[Layout element entries]
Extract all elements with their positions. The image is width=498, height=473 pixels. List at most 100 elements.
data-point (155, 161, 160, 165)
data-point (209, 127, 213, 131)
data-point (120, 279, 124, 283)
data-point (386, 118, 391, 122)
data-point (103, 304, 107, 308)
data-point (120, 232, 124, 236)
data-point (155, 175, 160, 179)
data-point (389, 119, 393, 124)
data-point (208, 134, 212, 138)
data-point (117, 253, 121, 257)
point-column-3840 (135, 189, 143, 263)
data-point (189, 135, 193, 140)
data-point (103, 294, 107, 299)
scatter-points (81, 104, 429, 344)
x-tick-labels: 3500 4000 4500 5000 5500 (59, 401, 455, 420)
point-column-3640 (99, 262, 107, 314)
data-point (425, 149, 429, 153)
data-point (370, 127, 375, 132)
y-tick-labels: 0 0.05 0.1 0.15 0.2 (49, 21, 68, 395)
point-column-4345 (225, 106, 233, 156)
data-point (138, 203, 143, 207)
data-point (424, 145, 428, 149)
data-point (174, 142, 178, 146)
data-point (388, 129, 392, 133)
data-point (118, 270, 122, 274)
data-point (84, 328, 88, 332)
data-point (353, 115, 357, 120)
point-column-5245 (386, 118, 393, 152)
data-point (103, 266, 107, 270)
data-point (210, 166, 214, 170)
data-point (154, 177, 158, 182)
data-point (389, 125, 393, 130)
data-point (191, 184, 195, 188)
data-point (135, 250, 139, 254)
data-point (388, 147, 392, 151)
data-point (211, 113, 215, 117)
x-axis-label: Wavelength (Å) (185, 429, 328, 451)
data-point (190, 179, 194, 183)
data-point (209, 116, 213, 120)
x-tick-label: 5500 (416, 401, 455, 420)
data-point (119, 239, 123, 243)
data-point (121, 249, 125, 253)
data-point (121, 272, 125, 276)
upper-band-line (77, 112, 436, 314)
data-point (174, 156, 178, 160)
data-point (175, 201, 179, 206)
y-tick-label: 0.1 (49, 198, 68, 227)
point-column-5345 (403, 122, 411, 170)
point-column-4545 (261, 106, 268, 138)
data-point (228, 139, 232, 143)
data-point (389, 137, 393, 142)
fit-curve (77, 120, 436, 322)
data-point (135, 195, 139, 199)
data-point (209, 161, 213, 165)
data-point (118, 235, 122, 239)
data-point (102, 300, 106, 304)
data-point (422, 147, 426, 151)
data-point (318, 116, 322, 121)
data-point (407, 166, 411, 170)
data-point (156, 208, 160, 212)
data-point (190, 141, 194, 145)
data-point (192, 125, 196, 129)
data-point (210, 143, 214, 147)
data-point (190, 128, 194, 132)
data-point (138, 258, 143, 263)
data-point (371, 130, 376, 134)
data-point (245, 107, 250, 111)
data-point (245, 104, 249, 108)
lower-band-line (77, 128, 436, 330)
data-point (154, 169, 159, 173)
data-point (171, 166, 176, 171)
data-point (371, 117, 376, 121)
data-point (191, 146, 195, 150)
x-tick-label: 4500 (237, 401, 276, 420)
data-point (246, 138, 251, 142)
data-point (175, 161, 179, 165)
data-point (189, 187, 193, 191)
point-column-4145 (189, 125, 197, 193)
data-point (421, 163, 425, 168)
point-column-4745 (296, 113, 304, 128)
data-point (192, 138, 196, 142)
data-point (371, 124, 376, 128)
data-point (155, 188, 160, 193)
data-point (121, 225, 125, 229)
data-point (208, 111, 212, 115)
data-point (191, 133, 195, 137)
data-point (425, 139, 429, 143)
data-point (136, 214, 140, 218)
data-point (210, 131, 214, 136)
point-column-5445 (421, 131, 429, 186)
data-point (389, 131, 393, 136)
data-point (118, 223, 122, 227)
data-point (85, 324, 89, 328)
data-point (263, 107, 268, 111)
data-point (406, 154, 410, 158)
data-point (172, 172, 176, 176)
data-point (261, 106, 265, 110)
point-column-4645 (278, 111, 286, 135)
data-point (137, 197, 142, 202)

### WORK TO DO
Write out the items as a numbered list, starting at the very beginning and going on through the line that contains "x-tick-labels: 3500 4000", leaving out any blank lines.

### RESULT OF THIS TASK
1. Extract all elements with their positions. The image is width=498, height=473 pixels. List at most 100 elements.
2. data-point (155, 161, 160, 165)
3. data-point (209, 127, 213, 131)
4. data-point (120, 279, 124, 283)
5. data-point (386, 118, 391, 122)
6. data-point (103, 304, 107, 308)
7. data-point (120, 232, 124, 236)
8. data-point (155, 175, 160, 179)
9. data-point (389, 119, 393, 124)
10. data-point (208, 134, 212, 138)
11. data-point (117, 253, 121, 257)
12. point-column-3840 (135, 189, 143, 263)
13. data-point (189, 135, 193, 140)
14. data-point (103, 294, 107, 299)
15. scatter-points (81, 104, 429, 344)
16. x-tick-labels: 3500 4000 4500 5000 5500 (59, 401, 455, 420)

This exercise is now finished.